EXERCISE: Locate each line of the material that contains "trike", then return it.

Extracted records:
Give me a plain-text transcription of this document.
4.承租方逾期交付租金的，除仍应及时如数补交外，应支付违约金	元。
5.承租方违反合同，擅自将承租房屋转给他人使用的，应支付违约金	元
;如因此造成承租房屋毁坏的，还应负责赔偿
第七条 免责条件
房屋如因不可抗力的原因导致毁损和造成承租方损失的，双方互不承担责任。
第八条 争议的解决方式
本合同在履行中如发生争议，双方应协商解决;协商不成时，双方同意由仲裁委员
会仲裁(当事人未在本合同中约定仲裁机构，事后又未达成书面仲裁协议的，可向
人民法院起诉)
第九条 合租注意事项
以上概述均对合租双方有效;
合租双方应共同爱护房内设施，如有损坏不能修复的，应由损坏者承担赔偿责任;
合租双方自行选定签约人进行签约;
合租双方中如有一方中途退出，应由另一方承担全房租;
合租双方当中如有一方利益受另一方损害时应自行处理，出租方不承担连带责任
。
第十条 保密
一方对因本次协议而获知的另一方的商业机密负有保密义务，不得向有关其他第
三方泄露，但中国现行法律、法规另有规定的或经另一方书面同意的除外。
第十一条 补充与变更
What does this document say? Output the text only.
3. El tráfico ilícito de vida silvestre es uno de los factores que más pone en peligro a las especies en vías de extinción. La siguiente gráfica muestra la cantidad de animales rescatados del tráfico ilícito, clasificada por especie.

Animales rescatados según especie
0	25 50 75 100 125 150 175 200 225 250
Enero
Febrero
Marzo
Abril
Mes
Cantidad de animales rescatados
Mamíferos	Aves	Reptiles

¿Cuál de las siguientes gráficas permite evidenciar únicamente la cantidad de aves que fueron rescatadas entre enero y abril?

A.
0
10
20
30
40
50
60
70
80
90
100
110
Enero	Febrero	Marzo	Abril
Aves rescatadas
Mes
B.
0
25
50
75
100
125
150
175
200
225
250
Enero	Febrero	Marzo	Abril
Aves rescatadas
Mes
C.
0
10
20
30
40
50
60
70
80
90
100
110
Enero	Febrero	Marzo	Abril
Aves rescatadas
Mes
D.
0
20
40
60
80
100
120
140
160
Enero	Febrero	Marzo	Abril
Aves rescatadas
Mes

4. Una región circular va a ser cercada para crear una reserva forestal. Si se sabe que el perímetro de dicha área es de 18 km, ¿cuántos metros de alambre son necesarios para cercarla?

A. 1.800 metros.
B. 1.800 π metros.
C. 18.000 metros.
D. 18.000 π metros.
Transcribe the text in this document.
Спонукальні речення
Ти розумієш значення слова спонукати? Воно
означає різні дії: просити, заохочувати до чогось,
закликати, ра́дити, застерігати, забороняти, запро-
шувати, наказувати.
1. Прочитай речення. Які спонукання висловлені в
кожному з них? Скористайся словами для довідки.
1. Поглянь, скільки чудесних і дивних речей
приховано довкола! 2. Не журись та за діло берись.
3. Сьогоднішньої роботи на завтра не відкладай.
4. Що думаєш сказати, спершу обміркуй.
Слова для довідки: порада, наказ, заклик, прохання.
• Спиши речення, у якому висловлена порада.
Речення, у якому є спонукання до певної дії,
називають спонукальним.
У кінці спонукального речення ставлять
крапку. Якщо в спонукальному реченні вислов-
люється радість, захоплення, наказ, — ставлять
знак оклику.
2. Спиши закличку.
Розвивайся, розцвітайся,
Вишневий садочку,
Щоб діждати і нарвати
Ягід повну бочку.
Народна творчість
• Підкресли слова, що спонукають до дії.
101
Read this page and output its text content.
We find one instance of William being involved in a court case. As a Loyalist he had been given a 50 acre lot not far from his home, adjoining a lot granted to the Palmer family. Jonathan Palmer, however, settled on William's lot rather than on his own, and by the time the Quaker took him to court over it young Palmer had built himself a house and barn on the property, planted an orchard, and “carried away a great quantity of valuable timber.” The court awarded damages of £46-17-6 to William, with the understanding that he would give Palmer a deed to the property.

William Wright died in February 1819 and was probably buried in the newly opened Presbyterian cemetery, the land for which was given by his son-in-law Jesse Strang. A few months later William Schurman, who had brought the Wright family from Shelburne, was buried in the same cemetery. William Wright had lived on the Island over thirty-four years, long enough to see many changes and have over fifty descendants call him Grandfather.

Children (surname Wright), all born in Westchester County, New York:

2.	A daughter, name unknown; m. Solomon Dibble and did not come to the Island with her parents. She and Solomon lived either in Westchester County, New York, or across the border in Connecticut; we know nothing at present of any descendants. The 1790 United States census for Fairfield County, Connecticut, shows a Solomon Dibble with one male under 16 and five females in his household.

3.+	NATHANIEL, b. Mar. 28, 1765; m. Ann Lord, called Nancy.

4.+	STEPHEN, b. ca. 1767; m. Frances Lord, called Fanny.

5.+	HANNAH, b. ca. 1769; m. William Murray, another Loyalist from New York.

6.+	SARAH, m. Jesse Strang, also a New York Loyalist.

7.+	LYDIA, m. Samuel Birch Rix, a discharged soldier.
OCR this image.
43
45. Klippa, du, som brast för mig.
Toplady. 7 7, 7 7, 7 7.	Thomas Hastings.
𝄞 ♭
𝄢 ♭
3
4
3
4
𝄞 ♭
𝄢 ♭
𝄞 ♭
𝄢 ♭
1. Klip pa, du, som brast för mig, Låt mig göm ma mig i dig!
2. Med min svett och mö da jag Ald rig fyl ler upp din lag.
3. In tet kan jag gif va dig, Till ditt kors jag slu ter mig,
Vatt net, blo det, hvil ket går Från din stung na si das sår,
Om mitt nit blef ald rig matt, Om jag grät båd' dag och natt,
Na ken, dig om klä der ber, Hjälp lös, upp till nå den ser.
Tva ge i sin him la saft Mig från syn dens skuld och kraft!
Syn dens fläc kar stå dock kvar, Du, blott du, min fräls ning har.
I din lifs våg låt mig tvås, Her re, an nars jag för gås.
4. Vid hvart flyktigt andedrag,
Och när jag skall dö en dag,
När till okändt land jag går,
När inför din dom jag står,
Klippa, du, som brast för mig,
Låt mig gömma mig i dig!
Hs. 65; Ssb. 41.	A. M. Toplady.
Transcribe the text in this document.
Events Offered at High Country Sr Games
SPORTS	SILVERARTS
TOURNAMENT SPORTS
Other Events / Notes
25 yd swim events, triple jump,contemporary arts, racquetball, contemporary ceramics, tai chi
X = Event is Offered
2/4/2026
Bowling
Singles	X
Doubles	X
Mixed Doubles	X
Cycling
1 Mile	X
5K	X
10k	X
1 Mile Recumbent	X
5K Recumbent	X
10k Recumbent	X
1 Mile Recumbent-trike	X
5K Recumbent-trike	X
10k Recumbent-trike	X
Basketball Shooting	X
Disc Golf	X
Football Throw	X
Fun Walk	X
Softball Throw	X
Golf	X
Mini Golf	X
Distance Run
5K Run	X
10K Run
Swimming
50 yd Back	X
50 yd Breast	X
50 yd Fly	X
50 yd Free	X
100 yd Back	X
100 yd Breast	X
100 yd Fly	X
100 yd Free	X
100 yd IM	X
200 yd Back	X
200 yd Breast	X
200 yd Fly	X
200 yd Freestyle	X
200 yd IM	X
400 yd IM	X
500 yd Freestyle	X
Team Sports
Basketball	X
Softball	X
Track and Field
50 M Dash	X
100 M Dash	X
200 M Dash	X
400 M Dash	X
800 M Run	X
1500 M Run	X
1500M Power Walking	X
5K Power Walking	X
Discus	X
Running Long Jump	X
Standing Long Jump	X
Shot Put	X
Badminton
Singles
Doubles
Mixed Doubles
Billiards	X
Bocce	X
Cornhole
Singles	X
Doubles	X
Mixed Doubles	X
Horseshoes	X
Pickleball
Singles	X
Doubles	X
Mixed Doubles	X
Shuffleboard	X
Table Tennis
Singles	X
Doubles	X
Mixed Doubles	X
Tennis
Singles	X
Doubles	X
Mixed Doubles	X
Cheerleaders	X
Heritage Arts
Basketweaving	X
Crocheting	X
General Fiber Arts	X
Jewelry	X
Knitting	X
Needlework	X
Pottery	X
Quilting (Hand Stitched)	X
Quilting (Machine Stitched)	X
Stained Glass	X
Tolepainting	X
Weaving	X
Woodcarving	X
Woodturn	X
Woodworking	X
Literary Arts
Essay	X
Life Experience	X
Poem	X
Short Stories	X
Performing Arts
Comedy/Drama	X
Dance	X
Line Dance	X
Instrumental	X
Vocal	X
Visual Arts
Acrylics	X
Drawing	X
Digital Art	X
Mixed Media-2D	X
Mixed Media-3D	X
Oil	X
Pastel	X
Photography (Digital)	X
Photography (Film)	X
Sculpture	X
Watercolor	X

ANSWER FOR THE TASK:
1 Mile Recumbent-trike	X
5K Recumbent-trike	X
10k Recumbent-trike	X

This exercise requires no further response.